→ Stored records
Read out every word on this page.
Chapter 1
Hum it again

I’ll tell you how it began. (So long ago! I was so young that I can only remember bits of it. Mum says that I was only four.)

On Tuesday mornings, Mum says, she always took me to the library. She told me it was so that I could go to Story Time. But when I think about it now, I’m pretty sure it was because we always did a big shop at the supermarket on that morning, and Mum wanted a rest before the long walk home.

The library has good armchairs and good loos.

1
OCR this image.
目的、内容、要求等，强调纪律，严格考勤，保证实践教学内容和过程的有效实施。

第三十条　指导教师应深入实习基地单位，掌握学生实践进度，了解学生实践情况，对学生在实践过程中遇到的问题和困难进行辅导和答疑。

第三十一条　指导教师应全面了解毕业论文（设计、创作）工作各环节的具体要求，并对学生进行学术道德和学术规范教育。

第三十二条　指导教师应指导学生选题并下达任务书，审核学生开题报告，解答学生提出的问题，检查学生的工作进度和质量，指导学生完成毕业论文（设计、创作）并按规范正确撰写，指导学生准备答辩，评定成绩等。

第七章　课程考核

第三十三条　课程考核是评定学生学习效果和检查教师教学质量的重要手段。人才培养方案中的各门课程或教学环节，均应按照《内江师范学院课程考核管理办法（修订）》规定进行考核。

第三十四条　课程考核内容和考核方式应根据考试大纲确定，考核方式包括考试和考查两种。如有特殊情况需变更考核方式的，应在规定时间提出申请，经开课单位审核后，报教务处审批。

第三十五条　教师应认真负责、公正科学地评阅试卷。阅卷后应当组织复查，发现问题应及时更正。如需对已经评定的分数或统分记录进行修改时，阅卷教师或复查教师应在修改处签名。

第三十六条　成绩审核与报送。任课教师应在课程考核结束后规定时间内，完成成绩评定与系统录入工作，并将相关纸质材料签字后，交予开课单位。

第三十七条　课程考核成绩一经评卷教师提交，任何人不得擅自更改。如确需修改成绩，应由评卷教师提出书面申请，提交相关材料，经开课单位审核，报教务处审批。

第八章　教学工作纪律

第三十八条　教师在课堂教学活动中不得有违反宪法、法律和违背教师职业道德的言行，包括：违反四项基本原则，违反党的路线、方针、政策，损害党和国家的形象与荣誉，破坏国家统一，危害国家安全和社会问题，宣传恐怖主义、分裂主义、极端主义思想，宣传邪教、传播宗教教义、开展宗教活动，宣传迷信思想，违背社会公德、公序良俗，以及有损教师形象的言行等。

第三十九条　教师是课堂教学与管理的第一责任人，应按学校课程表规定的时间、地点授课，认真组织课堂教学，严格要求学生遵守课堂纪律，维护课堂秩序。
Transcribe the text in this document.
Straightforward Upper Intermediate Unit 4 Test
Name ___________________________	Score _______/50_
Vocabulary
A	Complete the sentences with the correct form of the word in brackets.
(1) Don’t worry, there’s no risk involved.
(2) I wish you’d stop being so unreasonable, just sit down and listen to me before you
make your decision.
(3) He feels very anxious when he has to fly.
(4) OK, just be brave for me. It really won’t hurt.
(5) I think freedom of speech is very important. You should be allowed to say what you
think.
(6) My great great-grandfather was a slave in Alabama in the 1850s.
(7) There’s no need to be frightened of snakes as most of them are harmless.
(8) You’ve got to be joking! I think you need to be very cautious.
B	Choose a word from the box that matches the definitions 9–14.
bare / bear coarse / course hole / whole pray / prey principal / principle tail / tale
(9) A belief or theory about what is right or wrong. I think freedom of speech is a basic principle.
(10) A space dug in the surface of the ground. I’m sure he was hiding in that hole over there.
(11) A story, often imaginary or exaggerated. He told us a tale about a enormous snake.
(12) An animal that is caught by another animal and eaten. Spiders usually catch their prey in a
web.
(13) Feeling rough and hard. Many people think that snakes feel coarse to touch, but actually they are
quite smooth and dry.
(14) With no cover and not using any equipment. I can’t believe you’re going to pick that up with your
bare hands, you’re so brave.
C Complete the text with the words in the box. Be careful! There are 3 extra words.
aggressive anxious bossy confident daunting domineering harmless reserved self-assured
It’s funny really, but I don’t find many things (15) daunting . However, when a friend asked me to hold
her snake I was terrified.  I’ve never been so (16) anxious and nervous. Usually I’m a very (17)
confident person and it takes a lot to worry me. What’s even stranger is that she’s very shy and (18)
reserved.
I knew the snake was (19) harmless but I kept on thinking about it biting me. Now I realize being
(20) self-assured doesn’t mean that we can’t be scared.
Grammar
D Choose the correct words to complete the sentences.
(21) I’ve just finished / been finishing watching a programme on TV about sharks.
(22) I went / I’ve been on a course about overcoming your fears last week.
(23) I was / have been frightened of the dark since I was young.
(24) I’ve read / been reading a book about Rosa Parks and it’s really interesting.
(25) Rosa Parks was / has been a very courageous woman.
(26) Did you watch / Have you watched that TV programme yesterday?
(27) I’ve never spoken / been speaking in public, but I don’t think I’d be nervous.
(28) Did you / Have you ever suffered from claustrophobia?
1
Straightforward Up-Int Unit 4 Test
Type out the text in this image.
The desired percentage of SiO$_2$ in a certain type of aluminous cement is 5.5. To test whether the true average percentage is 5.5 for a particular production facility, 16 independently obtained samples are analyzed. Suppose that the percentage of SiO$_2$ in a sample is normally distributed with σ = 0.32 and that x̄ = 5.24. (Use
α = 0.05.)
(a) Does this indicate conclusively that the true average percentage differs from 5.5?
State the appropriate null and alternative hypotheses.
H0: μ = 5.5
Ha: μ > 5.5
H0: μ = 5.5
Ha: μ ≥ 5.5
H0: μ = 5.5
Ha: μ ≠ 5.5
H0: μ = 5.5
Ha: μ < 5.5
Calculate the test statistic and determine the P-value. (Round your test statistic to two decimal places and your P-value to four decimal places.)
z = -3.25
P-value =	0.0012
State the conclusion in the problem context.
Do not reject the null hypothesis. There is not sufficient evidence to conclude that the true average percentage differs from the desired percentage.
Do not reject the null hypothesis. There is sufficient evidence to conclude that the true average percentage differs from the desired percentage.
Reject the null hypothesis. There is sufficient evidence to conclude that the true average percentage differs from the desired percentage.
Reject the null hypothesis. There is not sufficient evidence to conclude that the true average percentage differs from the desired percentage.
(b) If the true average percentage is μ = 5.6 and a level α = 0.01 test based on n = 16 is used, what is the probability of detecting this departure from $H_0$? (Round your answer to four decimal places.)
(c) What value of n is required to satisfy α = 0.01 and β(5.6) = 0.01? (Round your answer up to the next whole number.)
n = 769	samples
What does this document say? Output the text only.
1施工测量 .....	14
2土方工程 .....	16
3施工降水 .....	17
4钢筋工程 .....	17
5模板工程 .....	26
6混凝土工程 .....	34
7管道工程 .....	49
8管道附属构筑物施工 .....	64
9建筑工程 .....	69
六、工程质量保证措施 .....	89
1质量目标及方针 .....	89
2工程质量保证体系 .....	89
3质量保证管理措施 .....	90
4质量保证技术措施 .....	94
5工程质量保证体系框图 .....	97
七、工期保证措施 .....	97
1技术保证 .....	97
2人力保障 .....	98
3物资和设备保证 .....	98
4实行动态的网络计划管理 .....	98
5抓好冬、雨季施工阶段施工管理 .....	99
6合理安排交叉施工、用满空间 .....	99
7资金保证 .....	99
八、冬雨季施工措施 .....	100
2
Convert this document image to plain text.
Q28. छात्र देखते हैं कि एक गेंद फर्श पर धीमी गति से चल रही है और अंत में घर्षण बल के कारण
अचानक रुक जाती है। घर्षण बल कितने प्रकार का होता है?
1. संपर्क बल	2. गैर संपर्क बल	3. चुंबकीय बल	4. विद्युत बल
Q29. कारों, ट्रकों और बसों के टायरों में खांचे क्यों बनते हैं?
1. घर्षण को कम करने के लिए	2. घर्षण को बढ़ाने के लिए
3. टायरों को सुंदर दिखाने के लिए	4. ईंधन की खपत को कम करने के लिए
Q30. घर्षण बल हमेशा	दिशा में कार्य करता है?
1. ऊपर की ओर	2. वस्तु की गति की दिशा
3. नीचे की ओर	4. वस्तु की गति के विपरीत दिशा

→ What you are asked to do
From the data, collect all lines where the string "brave" appears.

→ Finished task
(4) OK, just be brave for me. It really won’t hurt.
bare hands, you’re so brave.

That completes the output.